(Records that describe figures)
· · ·

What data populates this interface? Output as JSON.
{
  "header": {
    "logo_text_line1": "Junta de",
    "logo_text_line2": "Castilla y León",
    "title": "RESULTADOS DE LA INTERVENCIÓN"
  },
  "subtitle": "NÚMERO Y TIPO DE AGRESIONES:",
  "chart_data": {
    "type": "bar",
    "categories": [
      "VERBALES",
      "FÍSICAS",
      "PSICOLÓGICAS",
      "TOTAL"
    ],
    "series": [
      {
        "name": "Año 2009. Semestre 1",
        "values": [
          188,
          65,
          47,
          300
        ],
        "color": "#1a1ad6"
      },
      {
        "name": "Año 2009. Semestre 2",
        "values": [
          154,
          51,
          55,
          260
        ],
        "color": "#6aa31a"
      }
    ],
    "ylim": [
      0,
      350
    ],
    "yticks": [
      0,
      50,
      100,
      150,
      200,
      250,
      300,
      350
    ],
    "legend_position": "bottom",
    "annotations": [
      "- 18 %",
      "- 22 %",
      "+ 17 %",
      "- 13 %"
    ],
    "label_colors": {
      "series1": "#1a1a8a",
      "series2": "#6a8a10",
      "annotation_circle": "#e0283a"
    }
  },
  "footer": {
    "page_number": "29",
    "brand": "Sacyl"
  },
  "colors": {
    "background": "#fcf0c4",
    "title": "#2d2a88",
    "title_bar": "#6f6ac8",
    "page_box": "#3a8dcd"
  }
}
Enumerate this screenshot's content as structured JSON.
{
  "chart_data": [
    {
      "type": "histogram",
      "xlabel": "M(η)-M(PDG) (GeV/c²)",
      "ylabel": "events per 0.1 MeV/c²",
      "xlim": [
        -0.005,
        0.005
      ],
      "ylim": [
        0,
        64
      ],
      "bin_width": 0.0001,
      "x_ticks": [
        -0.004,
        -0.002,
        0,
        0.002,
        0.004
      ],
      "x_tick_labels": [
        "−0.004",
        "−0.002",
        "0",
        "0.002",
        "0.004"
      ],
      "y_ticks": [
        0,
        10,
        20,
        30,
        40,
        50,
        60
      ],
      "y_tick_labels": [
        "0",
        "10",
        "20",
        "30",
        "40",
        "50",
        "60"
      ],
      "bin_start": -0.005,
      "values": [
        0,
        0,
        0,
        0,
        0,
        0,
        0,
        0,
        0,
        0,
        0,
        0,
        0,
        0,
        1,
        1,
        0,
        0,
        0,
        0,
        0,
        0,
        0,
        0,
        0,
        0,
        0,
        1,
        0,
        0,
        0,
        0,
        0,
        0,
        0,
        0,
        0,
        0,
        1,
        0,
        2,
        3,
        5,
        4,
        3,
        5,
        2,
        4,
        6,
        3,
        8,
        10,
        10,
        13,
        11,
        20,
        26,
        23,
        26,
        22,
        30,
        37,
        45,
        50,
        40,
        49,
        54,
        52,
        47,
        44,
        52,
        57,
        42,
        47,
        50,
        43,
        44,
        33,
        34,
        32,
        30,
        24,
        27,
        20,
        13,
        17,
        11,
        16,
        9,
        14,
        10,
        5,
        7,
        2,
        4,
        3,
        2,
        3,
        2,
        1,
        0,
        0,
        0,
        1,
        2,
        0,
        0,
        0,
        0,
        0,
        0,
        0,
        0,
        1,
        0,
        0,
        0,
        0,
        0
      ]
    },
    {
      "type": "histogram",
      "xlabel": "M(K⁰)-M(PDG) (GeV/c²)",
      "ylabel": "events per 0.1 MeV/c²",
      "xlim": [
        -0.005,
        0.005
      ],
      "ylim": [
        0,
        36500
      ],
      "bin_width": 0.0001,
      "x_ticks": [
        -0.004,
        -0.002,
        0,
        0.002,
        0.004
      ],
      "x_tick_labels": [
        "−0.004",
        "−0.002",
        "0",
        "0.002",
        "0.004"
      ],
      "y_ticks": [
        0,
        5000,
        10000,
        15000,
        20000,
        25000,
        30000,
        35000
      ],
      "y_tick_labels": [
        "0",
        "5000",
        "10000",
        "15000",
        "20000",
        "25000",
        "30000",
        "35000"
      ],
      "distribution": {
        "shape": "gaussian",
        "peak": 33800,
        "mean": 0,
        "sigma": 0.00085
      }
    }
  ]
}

· · ·

» **TASK PROMPT**
Tally the lines in these entries that have the string "JSON" in them, then answer with the count and nothing else.

» **SOLUTION BELOW**
2